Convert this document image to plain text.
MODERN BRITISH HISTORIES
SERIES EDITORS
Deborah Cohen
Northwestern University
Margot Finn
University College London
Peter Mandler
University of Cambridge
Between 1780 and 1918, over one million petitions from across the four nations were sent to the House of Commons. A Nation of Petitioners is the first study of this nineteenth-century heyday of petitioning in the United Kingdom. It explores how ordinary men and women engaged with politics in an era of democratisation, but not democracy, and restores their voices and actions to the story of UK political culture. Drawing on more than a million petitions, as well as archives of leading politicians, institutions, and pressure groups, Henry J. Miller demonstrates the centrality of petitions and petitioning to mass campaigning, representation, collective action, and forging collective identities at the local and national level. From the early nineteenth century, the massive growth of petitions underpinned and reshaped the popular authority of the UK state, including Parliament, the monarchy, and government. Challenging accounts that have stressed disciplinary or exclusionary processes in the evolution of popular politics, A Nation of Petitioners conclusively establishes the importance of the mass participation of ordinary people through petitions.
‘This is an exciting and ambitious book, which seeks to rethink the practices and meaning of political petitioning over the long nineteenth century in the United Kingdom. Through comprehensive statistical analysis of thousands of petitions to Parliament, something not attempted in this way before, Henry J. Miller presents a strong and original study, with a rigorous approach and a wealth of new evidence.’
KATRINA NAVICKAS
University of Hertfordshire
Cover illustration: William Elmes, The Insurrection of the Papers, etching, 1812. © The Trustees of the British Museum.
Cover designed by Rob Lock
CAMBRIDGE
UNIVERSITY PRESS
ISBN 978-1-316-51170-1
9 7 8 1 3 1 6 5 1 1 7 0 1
▬▬▬▬▬▬▬▬▬▬
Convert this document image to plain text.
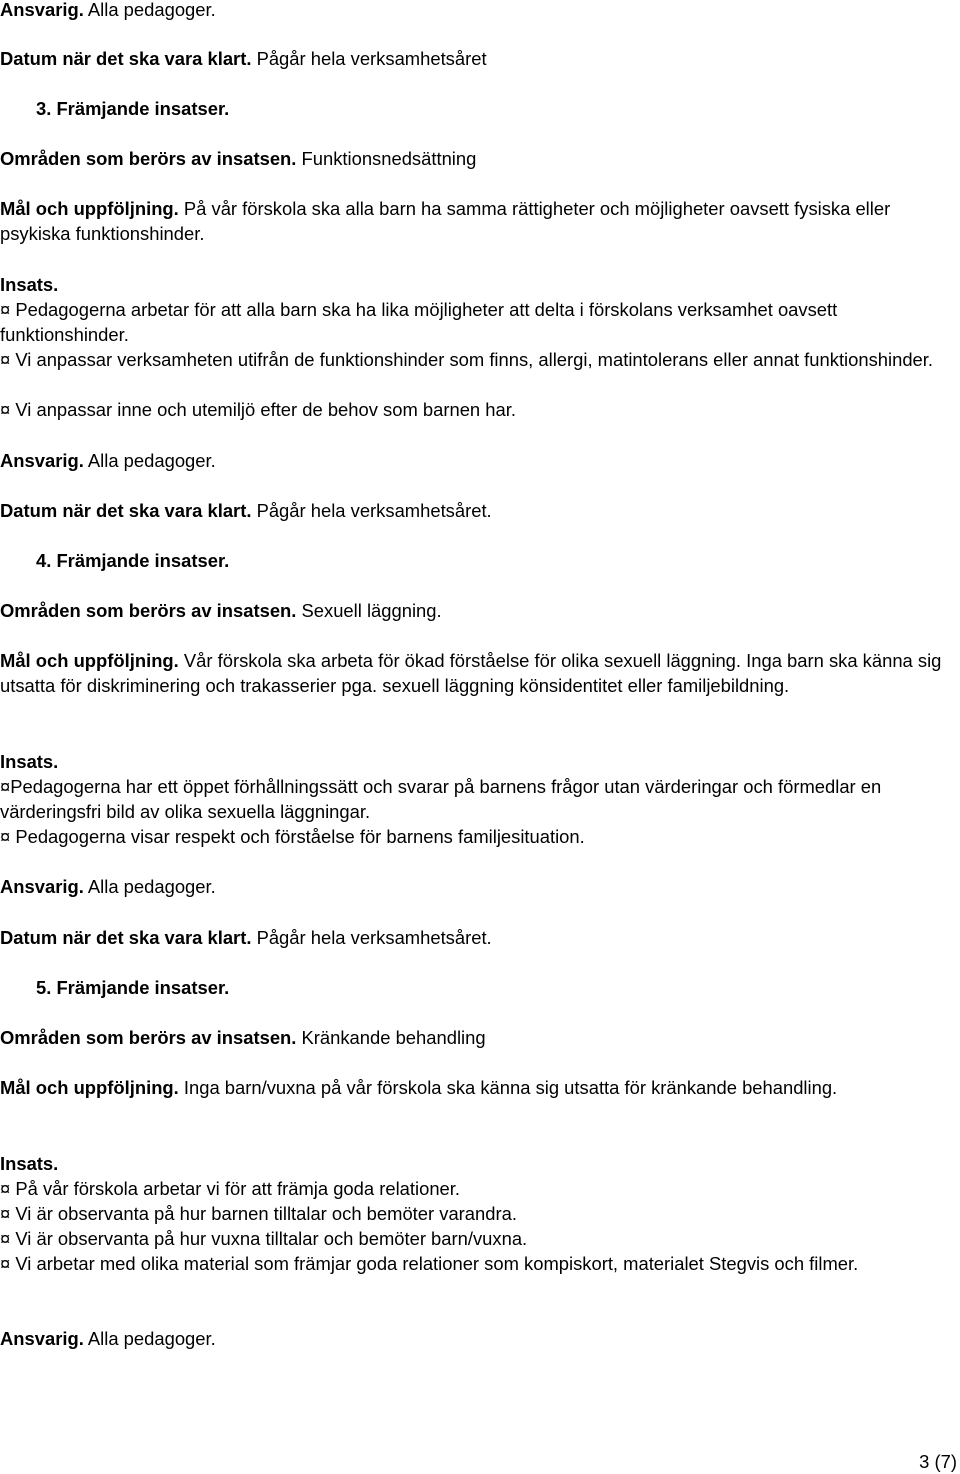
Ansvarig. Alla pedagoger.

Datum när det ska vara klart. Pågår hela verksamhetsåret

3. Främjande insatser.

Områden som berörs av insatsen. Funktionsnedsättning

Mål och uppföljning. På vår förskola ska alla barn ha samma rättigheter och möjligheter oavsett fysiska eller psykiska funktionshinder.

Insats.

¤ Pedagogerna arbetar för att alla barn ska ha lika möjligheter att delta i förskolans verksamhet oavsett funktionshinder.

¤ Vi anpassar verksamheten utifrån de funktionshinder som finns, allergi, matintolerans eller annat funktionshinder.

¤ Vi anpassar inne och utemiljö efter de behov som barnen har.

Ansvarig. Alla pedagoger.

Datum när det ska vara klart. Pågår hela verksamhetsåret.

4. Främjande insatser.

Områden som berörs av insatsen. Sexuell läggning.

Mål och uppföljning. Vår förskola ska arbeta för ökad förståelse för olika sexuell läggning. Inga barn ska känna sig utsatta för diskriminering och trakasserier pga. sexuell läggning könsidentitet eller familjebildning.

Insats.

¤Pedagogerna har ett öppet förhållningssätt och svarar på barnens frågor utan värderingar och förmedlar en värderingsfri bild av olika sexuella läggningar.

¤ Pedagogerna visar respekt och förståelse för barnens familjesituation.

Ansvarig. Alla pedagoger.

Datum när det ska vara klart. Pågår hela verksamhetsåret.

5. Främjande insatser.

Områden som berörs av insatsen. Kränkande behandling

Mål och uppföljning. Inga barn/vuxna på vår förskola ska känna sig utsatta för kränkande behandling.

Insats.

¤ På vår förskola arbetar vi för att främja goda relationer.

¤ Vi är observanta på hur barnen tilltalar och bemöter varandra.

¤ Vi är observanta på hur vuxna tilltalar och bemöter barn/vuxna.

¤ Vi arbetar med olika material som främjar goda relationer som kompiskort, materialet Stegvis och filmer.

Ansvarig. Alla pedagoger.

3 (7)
▬▬▬▬▬▬▬▬▬▬
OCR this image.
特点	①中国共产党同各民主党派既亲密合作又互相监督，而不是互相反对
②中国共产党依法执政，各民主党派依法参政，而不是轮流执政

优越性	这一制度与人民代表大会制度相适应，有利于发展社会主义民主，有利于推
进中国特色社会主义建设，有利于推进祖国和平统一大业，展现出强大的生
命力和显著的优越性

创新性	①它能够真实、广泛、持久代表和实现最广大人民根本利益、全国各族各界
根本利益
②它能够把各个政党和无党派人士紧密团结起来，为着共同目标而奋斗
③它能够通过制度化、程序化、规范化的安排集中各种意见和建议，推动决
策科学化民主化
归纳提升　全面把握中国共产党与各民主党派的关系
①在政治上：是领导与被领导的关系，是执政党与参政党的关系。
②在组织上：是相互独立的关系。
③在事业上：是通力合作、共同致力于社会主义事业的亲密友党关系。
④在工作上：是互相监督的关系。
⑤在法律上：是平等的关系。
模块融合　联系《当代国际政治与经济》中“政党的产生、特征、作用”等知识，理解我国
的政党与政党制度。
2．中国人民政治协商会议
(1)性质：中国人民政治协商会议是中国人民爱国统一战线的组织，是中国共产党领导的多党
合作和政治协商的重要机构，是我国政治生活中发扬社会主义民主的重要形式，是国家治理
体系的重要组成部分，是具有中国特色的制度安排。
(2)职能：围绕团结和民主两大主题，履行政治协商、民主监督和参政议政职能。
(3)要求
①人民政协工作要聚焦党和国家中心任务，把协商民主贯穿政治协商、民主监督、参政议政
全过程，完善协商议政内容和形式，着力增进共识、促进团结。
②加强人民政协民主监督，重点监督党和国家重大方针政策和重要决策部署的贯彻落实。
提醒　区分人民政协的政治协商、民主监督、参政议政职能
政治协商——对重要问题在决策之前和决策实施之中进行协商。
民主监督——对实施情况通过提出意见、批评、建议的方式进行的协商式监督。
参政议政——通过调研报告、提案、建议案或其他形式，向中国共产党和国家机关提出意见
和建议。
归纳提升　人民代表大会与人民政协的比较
▬▬▬▬▬▬▬▬▬▬
# [Objective]
In the records above, locate each line with the word "Områden". Copy all such lines.

# [Solution]
Områden som berörs av insatsen. Funktionsnedsättning
Områden som berörs av insatsen. Sexuell läggning.
Områden som berörs av insatsen. Kränkande behandling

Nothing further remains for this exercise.